(Figure collection entries)
════════════════════

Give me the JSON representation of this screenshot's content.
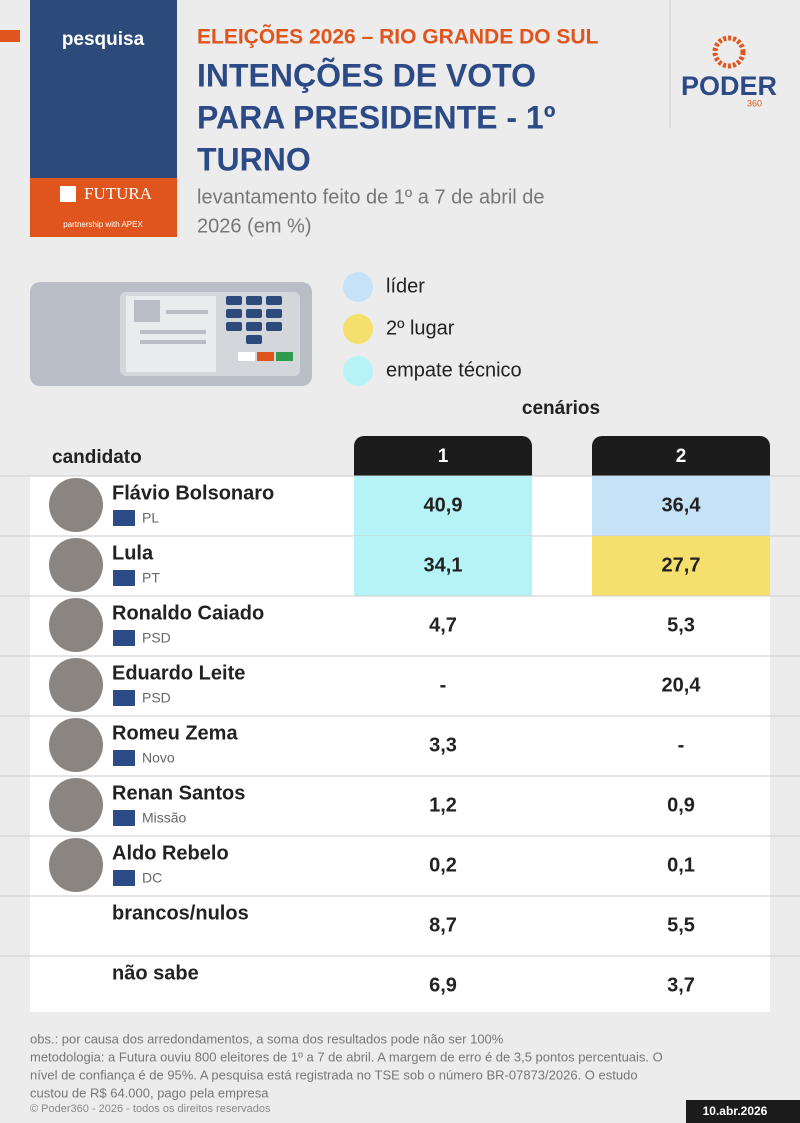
{
  "header": {
    "tag": "pesquisa",
    "sponsor": "FUTURA",
    "sponsor_sub": "partnership with APEX",
    "kicker": "ELEIÇÕES 2026 – RIO GRANDE DO SUL",
    "title": [
      "INTENÇÕES DE VOTO",
      "PARA PRESIDENTE - 1º",
      "TURNO"
    ],
    "subtitle": [
      "levantamento feito de 1º a 7 de abril de",
      "2026 (em %)"
    ],
    "brand": "PODER",
    "brand_sub": "360"
  },
  "legend": [
    {
      "label": "líder",
      "color": "#c6e2f7"
    },
    {
      "label": "2º lugar",
      "color": "#f5e06e"
    },
    {
      "label": "empate técnico",
      "color": "#b5f3f7"
    }
  ],
  "table": {
    "group_label": "cenários",
    "column_label": "candidato",
    "scenarios": [
      "1",
      "2"
    ],
    "rows": [
      {
        "name": "Flávio Bolsonaro",
        "party": "PL",
        "values": [
          "40,9",
          "36,4"
        ],
        "fills": [
          "#b5f3f7",
          "#c6e2f7"
        ]
      },
      {
        "name": "Lula",
        "party": "PT",
        "values": [
          "34,1",
          "27,7"
        ],
        "fills": [
          "#b5f3f7",
          "#f5e06e"
        ]
      },
      {
        "name": "Ronaldo Caiado",
        "party": "PSD",
        "values": [
          "4,7",
          "5,3"
        ]
      },
      {
        "name": "Eduardo Leite",
        "party": "PSD",
        "values": [
          "-",
          "20,4"
        ]
      },
      {
        "name": "Romeu Zema",
        "party": "Novo",
        "values": [
          "3,3",
          "-"
        ]
      },
      {
        "name": "Renan Santos",
        "party": "Missão",
        "values": [
          "1,2",
          "0,9"
        ]
      },
      {
        "name": "Aldo Rebelo",
        "party": "DC",
        "values": [
          "0,2",
          "0,1"
        ]
      },
      {
        "name": "brancos/nulos",
        "values": [
          "8,7",
          "5,5"
        ]
      },
      {
        "name": "não sabe",
        "values": [
          "6,9",
          "3,7"
        ]
      }
    ]
  },
  "footer": {
    "notes": [
      "obs.: por causa dos arredondamentos, a soma dos resultados pode não ser 100%",
      "metodologia: a Futura ouviu 800 eleitores de 1º a 7 de abril. A margem de erro é de 3,5 pontos percentuais. O",
      "nível de confiança é de 95%. A pesquisa está registrada no TSE sob o número BR-07873/2026. O estudo",
      "custou de R$ 64.000, pago pela empresa"
    ],
    "copyright": "© Poder360 - 2026 - todos os direitos reservados",
    "date": "10.abr.2026"
  }
}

════════════════════

Return the whole listing, word for word, and leave out every picture.

_Reply to the exercise_
Give me the JSON representation of this screenshot's content.
{
  "header": {
    "tag": "pesquisa",
    "sponsor": "FUTURA",
    "sponsor_sub": "partnership with APEX",
    "kicker": "ELEIÇÕES 2026 – RIO GRANDE DO SUL",
    "title": [
      "INTENÇÕES DE VOTO",
      "PARA PRESIDENTE - 1º",
      "TURNO"
    ],
    "subtitle": [
      "levantamento feito de 1º a 7 de abril de",
      "2026 (em %)"
    ],
    "brand": "PODER",
    "brand_sub": "360"
  },
  "legend": [
    {
      "label": "líder",
      "color": "#c6e2f7"
    },
    {
      "label": "2º lugar",
      "color": "#f5e06e"
    },
    {
      "label": "empate técnico",
      "color": "#b5f3f7"
    }
  ],
  "table": {
    "group_label": "cenários",
    "column_label": "candidato",
    "scenarios": [
      "1",
      "2"
    ],
    "rows": [
      {
        "name": "Flávio Bolsonaro",
        "party": "PL",
        "values": [
          "40,9",
          "36,4"
        ],
        "fills": [
          "#b5f3f7",
          "#c6e2f7"
        ]
      },
      {
        "name": "Lula",
        "party": "PT",
        "values": [
          "34,1",
          "27,7"
        ],
        "fills": [
          "#b5f3f7",
          "#f5e06e"
        ]
      },
      {
        "name": "Ronaldo Caiado",
        "party": "PSD",
        "values": [
          "4,7",
          "5,3"
        ]
      },
      {
        "name": "Eduardo Leite",
        "party": "PSD",
        "values": [
          "-",
          "20,4"
        ]
      },
      {
        "name": "Romeu Zema",
        "party": "Novo",
        "values": [
          "3,3",
          "-"
        ]
      },
      {
        "name": "Renan Santos",
        "party": "Missão",
        "values": [
          "1,2",
          "0,9"
        ]
      },
      {
        "name": "Aldo Rebelo",
        "party": "DC",
        "values": [
          "0,2",
          "0,1"
        ]
      },
      {
        "name": "brancos/nulos",
        "values": [
          "8,7",
          "5,5"
        ]
      },
      {
        "name": "não sabe",
        "values": [
          "6,9",
          "3,7"
        ]
      }
    ]
  },
  "footer": {
    "notes": [
      "obs.: por causa dos arredondamentos, a soma dos resultados pode não ser 100%",
      "metodologia: a Futura ouviu 800 eleitores de 1º a 7 de abril. A margem de erro é de 3,5 pontos percentuais. O",
      "nível de confiança é de 95%. A pesquisa está registrada no TSE sob o número BR-07873/2026. O estudo",
      "custou de R$ 64.000, pago pela empresa"
    ],
    "copyright": "© Poder360 - 2026 - todos os direitos reservados",
    "date": "10.abr.2026"
  }
}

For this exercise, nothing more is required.